Instructions for the task | Search the data for the word "name" and copy every line where it occurs.
========================================================================
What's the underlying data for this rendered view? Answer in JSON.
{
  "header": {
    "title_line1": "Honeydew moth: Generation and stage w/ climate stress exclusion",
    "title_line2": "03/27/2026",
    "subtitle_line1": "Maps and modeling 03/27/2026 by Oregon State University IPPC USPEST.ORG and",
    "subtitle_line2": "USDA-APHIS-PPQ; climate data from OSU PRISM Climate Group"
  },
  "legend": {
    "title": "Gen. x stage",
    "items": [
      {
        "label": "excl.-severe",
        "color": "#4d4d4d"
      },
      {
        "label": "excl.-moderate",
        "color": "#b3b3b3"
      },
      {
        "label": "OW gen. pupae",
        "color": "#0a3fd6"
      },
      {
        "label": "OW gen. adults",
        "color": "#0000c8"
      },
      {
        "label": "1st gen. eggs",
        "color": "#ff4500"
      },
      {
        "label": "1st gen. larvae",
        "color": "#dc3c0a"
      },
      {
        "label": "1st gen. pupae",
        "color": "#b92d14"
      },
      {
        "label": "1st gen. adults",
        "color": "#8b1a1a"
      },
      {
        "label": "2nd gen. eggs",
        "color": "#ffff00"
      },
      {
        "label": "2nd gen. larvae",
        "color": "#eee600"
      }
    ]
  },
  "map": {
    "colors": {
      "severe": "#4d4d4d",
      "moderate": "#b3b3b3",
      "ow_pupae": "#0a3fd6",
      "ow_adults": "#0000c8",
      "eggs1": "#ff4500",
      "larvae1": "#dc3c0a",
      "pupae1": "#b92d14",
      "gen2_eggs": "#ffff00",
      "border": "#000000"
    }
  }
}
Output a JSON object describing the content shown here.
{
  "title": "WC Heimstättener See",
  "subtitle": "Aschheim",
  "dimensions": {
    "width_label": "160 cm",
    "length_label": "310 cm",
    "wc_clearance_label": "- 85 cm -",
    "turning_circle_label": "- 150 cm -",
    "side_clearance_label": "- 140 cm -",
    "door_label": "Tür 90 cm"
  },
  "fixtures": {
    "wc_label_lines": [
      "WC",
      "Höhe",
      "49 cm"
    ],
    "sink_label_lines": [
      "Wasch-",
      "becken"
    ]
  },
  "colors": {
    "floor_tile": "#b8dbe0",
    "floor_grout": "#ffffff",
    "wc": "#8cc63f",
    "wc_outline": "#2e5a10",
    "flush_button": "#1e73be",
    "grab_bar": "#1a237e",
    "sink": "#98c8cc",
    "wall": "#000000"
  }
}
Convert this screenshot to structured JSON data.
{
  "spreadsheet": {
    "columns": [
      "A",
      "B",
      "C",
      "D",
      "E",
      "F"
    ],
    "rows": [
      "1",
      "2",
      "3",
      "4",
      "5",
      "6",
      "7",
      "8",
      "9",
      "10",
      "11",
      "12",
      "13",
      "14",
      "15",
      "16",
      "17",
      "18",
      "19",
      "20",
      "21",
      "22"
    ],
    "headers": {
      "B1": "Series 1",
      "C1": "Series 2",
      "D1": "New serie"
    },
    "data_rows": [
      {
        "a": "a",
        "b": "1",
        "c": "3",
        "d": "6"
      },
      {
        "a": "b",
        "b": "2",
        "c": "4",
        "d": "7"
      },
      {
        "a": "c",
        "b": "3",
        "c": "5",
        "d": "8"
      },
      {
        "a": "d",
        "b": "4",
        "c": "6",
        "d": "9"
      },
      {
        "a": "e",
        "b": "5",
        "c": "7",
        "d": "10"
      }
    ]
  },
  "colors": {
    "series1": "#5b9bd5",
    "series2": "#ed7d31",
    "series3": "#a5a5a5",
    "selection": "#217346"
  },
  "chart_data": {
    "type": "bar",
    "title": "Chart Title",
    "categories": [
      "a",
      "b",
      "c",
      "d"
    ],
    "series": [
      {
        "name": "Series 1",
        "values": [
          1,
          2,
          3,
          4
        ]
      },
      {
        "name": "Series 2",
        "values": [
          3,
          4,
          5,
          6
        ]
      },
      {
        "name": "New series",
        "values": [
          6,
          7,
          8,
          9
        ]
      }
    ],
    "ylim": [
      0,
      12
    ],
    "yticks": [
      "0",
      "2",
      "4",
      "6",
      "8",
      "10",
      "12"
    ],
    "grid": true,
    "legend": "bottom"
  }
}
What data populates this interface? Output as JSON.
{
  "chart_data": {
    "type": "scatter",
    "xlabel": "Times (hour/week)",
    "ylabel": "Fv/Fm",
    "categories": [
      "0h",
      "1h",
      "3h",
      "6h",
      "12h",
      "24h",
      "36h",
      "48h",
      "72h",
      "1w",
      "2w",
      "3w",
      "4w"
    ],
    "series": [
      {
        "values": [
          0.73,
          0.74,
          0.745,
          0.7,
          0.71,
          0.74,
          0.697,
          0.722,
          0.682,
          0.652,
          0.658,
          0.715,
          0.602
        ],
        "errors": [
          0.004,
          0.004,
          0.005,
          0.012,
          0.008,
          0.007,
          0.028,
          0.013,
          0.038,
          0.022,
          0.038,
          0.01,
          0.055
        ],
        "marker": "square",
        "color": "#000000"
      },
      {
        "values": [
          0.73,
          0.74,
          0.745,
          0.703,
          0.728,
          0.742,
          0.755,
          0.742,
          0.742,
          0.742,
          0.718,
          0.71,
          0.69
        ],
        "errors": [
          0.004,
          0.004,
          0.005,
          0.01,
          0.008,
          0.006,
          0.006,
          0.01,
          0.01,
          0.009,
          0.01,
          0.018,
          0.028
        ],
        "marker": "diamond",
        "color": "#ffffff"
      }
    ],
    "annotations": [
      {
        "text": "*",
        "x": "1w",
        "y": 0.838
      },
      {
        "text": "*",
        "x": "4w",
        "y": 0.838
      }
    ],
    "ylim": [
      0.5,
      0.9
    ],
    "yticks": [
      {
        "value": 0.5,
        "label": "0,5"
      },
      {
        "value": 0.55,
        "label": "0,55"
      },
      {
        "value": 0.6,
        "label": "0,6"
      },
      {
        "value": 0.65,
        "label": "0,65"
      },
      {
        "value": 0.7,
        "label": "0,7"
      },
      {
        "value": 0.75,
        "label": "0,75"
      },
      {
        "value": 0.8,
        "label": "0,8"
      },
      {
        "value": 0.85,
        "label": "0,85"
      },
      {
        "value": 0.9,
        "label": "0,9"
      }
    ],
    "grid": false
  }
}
========================================================================
Answer for the task |
        "name": "Series 1",
        "name": "Series 2",
        "name": "New series",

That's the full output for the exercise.